### [Short exercise]
Exactly as written, quote every line that follows, skipping the images.

[Start]

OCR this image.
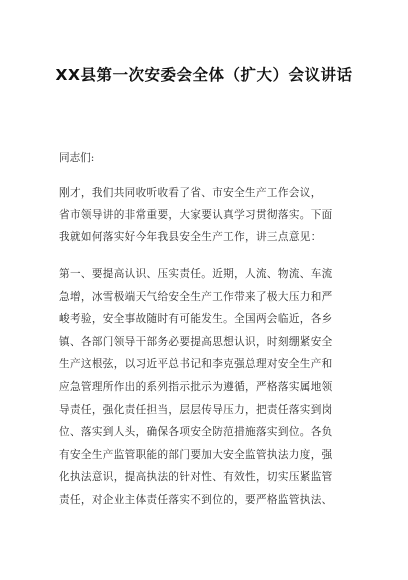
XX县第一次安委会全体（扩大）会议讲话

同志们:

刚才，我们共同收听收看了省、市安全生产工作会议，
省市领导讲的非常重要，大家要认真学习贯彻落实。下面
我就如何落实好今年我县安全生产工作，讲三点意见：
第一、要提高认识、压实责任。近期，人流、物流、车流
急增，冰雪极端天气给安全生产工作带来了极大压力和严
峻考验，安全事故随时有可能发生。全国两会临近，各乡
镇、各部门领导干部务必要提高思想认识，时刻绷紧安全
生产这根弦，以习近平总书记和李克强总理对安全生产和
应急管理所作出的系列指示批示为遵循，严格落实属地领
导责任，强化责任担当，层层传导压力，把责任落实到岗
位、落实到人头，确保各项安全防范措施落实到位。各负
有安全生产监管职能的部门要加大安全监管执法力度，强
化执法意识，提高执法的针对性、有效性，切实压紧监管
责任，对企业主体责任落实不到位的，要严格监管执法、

[End]

### [Finished task]
OCR this image.
XX县第一次安委会全体（扩大）会议讲话

同志们:

刚才，我们共同收听收看了省、市安全生产工作会议，
省市领导讲的非常重要，大家要认真学习贯彻落实。下面
我就如何落实好今年我县安全生产工作，讲三点意见：
第一、要提高认识、压实责任。近期，人流、物流、车流
急增，冰雪极端天气给安全生产工作带来了极大压力和严
峻考验，安全事故随时有可能发生。全国两会临近，各乡
镇、各部门领导干部务必要提高思想认识，时刻绷紧安全
生产这根弦，以习近平总书记和李克强总理对安全生产和
应急管理所作出的系列指示批示为遵循，严格落实属地领
导责任，强化责任担当，层层传导压力，把责任落实到岗
位、落实到人头，确保各项安全防范措施落实到位。各负
有安全生产监管职能的部门要加大安全监管执法力度，强
化执法意识，提高执法的针对性、有效性，切实压紧监管
责任，对企业主体责任落实不到位的，要严格监管执法、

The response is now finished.